## WHAT THE TASK ASKS
Among the lines below, count those containing the word "ящика". Give the number only.

## DATA SUPPLIED
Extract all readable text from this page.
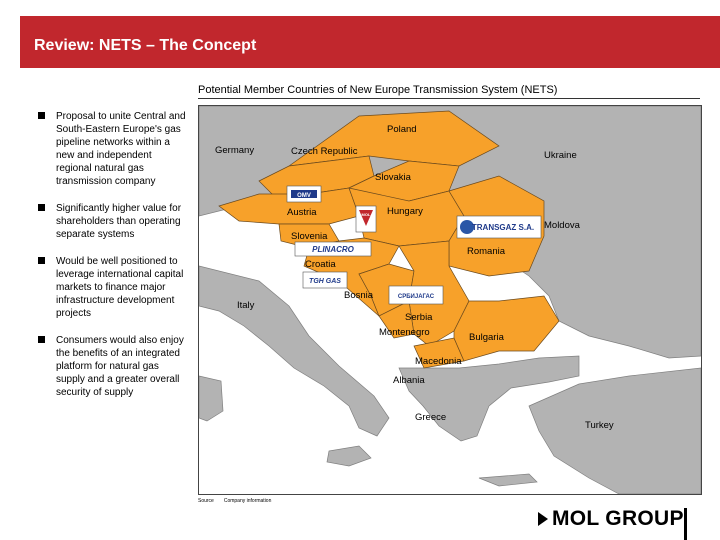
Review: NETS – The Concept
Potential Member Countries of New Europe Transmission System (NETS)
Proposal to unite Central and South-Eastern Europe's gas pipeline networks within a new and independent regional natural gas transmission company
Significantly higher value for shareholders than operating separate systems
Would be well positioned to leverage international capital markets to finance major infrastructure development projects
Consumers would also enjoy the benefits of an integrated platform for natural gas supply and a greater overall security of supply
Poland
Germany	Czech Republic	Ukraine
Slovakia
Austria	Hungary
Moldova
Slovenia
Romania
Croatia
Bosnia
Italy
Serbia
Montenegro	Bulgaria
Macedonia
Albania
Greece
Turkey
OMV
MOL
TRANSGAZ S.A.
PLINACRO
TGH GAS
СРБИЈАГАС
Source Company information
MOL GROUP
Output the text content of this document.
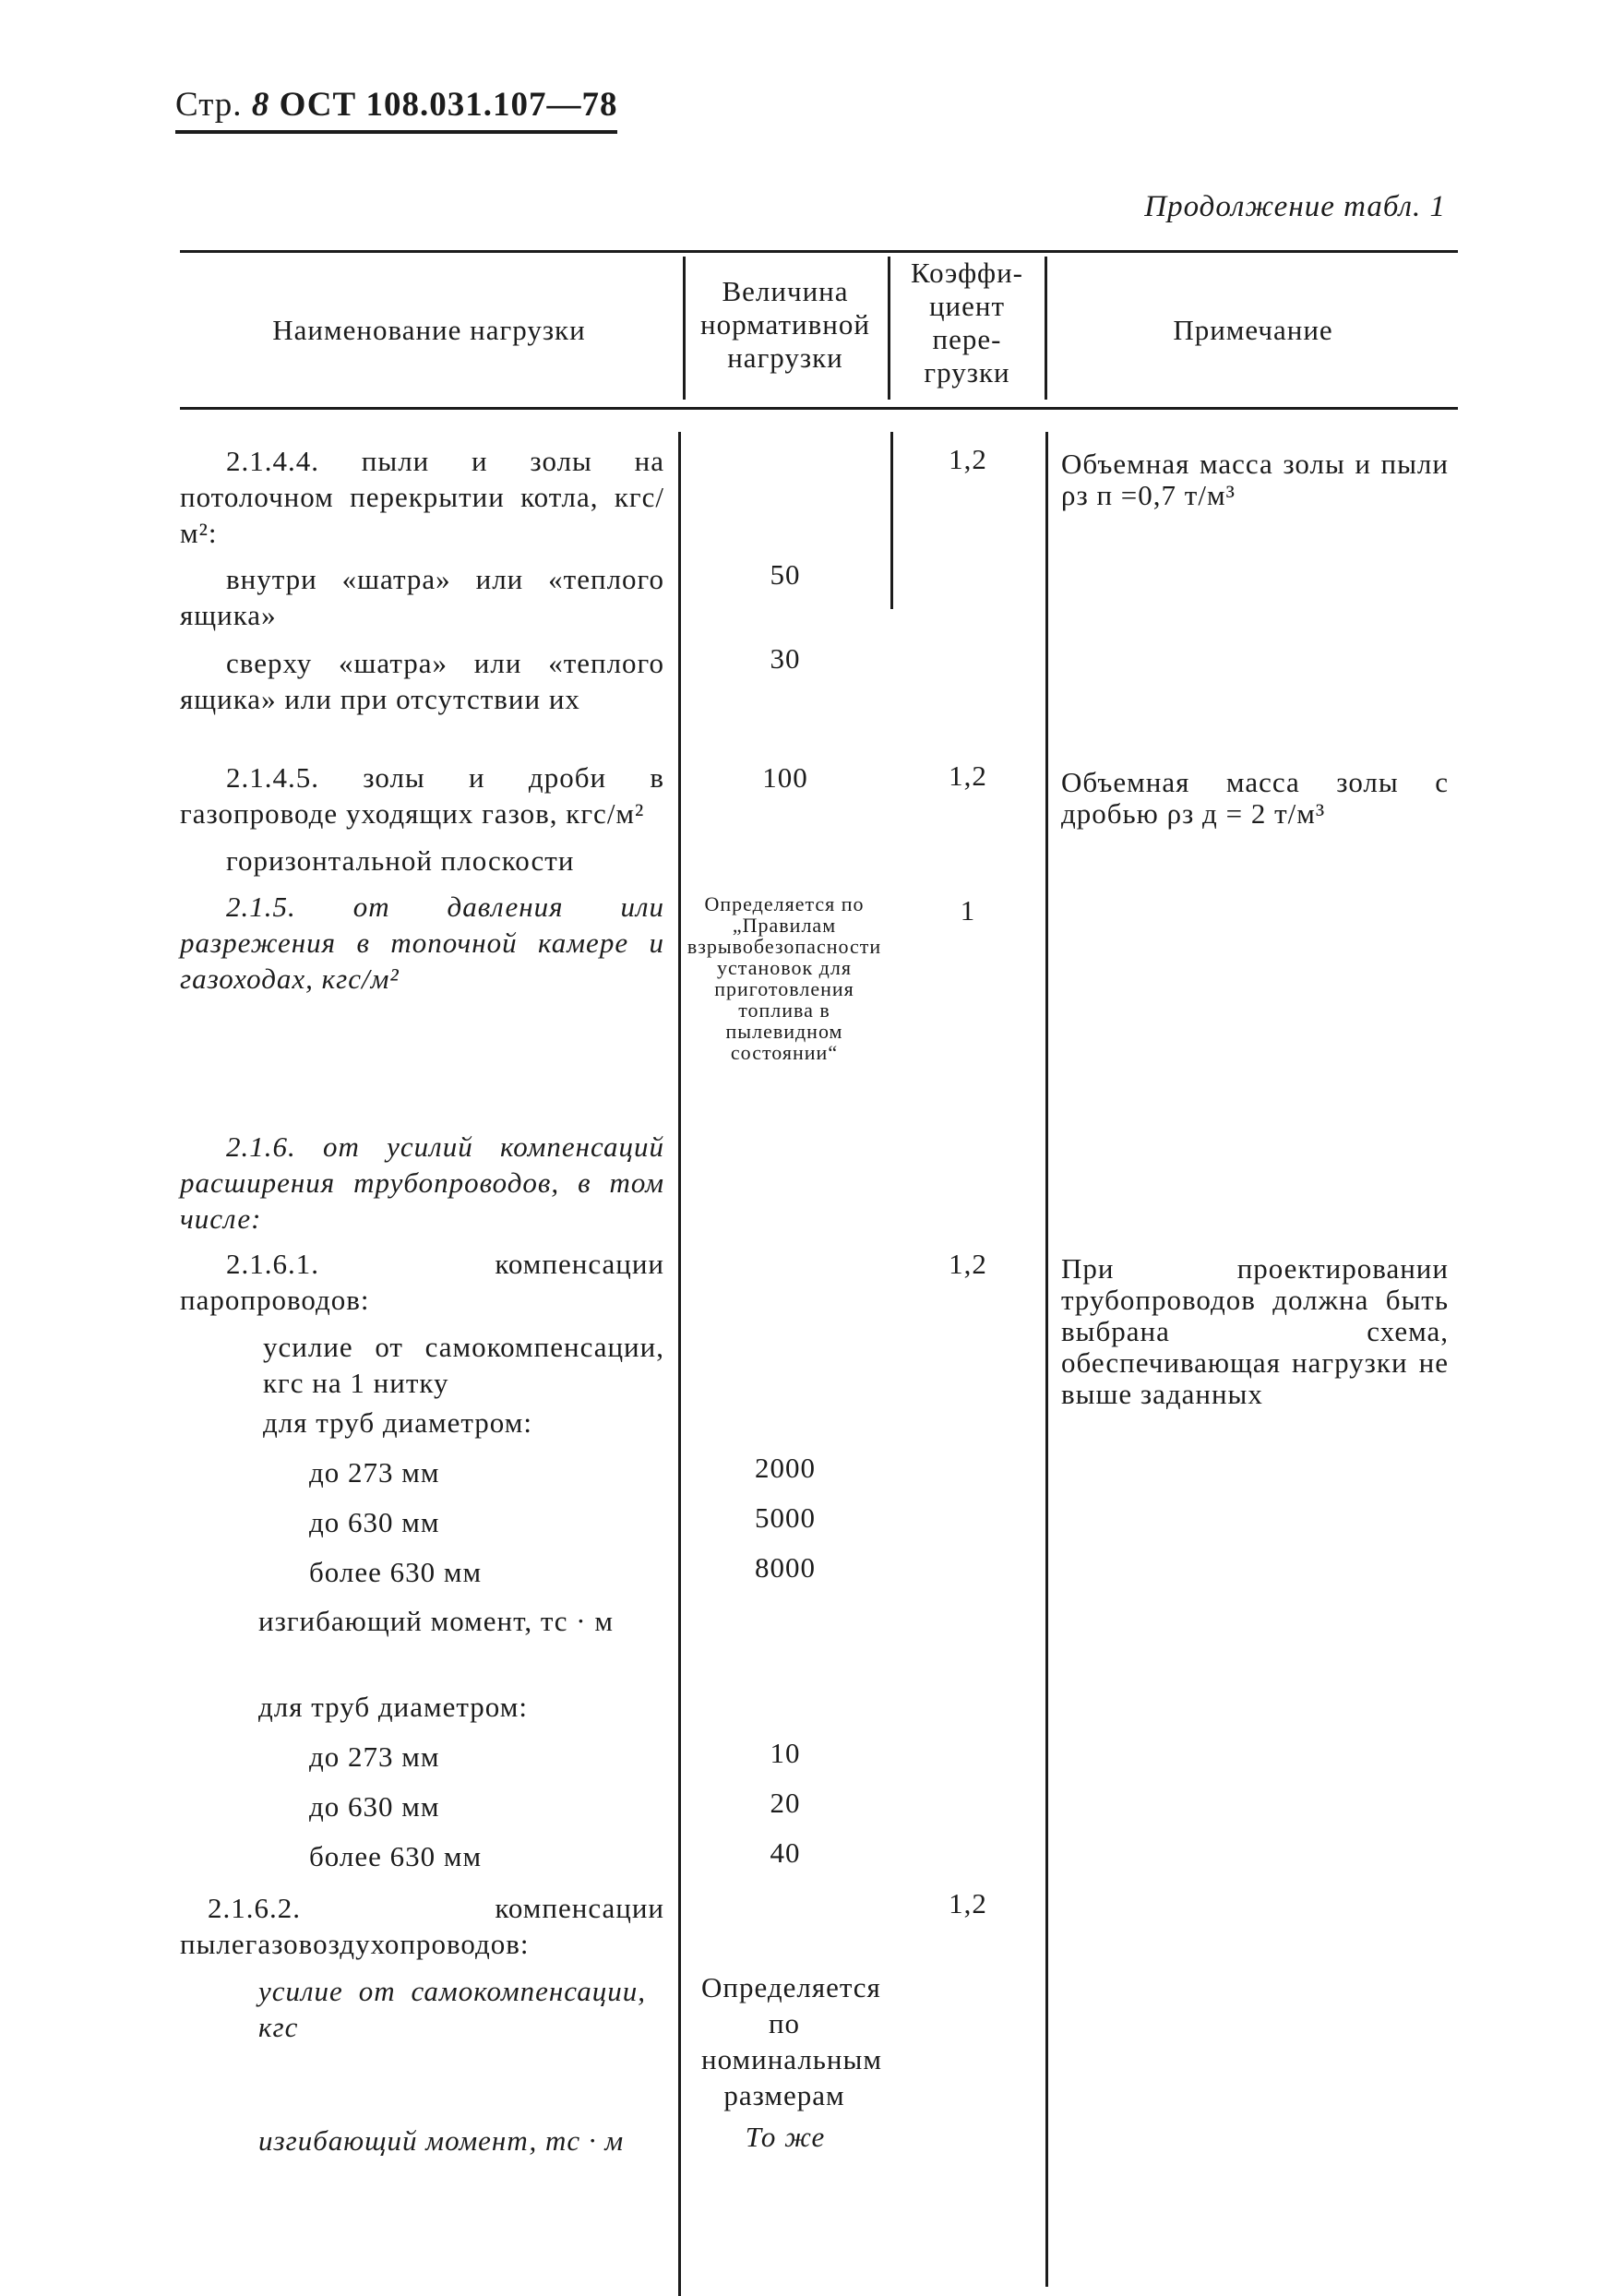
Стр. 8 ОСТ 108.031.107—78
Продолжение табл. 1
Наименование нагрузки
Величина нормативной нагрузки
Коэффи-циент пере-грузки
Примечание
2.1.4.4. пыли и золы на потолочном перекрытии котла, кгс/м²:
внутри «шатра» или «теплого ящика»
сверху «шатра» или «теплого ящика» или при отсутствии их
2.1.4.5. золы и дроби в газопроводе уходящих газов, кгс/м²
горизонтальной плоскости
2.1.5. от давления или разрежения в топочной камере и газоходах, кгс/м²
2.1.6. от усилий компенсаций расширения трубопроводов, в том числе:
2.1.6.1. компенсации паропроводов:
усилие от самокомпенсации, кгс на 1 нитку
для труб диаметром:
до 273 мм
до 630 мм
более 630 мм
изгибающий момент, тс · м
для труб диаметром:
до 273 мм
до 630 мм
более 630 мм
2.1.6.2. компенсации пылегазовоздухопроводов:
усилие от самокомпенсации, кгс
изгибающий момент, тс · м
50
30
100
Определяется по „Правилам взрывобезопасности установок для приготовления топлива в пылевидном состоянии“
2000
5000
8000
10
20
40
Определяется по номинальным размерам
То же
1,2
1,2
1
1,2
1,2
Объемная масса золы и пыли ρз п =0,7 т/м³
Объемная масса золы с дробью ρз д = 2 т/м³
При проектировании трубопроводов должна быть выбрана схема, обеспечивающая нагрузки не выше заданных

## THE OUTPUT
2